— start of Extracted records —
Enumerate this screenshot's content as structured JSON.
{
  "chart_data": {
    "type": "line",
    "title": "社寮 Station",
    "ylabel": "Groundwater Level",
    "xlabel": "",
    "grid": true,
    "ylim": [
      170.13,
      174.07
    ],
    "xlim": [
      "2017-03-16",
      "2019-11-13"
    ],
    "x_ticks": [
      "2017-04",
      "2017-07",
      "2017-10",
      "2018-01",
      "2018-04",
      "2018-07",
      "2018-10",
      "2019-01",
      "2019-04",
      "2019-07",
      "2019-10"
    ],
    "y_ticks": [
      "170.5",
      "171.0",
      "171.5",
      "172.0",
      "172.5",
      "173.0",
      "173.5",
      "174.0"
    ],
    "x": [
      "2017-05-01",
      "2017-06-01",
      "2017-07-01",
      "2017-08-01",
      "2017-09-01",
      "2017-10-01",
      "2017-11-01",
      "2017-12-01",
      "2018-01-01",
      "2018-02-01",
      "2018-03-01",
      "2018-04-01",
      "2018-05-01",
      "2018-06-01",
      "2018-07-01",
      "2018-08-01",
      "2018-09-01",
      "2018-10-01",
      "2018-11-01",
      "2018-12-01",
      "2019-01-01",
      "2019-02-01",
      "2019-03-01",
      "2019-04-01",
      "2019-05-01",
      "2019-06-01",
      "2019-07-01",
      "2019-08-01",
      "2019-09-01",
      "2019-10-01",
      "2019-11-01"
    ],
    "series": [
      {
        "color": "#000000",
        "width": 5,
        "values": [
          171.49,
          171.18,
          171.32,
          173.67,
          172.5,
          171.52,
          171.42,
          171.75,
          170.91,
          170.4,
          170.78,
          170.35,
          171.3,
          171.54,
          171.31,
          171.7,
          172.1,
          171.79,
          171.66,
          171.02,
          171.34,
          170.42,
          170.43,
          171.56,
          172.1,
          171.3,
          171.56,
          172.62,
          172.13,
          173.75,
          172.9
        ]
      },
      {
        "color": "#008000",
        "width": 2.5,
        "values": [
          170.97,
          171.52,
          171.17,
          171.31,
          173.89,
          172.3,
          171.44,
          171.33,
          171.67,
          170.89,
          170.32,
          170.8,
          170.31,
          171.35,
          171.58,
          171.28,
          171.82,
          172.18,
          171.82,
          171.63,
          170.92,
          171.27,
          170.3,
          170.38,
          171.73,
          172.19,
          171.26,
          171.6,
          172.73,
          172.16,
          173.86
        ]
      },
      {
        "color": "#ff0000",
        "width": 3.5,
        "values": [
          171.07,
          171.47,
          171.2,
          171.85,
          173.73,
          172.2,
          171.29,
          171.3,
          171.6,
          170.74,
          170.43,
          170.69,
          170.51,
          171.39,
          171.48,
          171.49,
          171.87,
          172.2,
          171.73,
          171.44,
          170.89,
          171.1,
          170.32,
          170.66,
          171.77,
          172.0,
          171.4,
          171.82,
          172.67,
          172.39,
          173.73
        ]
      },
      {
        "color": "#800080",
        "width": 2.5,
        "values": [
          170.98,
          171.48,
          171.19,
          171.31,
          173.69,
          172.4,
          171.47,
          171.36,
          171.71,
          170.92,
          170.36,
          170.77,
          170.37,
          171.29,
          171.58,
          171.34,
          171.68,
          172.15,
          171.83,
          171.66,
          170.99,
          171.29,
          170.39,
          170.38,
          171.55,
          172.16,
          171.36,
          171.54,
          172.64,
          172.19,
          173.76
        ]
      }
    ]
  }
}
— end of Extracted records —
- _Task to carry out_
Tally the lines of the records holding the word "color", then state only the tally.

- _Exercise solution_
4